**WRITTEN PROBLEM**
Set down each record exactly as written.
◇ ◇ ◇ ◇ ◇ ◇ ◇
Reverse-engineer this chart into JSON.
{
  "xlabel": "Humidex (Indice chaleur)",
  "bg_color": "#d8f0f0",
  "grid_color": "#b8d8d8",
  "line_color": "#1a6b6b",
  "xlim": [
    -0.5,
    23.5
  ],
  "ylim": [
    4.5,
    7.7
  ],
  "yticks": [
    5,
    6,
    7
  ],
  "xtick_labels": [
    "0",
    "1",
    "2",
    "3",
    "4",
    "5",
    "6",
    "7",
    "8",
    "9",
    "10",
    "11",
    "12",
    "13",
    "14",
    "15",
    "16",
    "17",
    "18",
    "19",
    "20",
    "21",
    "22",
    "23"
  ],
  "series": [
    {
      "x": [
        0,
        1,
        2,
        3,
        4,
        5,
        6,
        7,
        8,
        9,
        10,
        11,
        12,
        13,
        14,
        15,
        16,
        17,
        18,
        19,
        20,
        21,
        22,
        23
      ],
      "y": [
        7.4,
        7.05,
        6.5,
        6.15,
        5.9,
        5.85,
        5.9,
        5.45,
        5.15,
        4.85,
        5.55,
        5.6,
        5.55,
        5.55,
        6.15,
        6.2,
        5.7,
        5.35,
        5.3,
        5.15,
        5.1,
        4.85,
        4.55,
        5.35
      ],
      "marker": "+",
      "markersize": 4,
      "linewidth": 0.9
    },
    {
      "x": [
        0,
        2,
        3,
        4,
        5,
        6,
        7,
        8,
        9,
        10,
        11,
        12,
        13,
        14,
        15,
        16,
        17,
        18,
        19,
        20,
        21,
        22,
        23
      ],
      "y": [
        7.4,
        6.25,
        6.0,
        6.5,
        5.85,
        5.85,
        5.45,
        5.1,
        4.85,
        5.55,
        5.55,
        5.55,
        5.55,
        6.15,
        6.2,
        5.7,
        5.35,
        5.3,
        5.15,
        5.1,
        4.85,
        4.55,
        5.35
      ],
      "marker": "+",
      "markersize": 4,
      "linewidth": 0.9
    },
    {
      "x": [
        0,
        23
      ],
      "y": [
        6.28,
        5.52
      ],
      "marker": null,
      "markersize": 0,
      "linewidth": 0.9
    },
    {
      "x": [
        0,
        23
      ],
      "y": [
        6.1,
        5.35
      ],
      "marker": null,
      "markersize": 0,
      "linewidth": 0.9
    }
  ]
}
◇ ◇ ◇ ◇ ◇ ◇ ◇
**EXPECTED ANSWER**
Reverse-engineer this chart into JSON.
{
  "xlabel": "Humidex (Indice chaleur)",
  "bg_color": "#d8f0f0",
  "grid_color": "#b8d8d8",
  "line_color": "#1a6b6b",
  "xlim": [
    -0.5,
    23.5
  ],
  "ylim": [
    4.5,
    7.7
  ],
  "yticks": [
    5,
    6,
    7
  ],
  "xtick_labels": [
    "0",
    "1",
    "2",
    "3",
    "4",
    "5",
    "6",
    "7",
    "8",
    "9",
    "10",
    "11",
    "12",
    "13",
    "14",
    "15",
    "16",
    "17",
    "18",
    "19",
    "20",
    "21",
    "22",
    "23"
  ],
  "series": [
    {
      "x": [
        0,
        1,
        2,
        3,
        4,
        5,
        6,
        7,
        8,
        9,
        10,
        11,
        12,
        13,
        14,
        15,
        16,
        17,
        18,
        19,
        20,
        21,
        22,
        23
      ],
      "y": [
        7.4,
        7.05,
        6.5,
        6.15,
        5.9,
        5.85,
        5.9,
        5.45,
        5.15,
        4.85,
        5.55,
        5.6,
        5.55,
        5.55,
        6.15,
        6.2,
        5.7,
        5.35,
        5.3,
        5.15,
        5.1,
        4.85,
        4.55,
        5.35
      ],
      "marker": "+",
      "markersize": 4,
      "linewidth": 0.9
    },
    {
      "x": [
        0,
        2,
        3,
        4,
        5,
        6,
        7,
        8,
        9,
        10,
        11,
        12,
        13,
        14,
        15,
        16,
        17,
        18,
        19,
        20,
        21,
        22,
        23
      ],
      "y": [
        7.4,
        6.25,
        6.0,
        6.5,
        5.85,
        5.85,
        5.45,
        5.1,
        4.85,
        5.55,
        5.55,
        5.55,
        5.55,
        6.15,
        6.2,
        5.7,
        5.35,
        5.3,
        5.15,
        5.1,
        4.85,
        4.55,
        5.35
      ],
      "marker": "+",
      "markersize": 4,
      "linewidth": 0.9
    },
    {
      "x": [
        0,
        23
      ],
      "y": [
        6.28,
        5.52
      ],
      "marker": null,
      "markersize": 0,
      "linewidth": 0.9
    },
    {
      "x": [
        0,
        23
      ],
      "y": [
        6.1,
        5.35
      ],
      "marker": null,
      "markersize": 0,
      "linewidth": 0.9
    }
  ]
}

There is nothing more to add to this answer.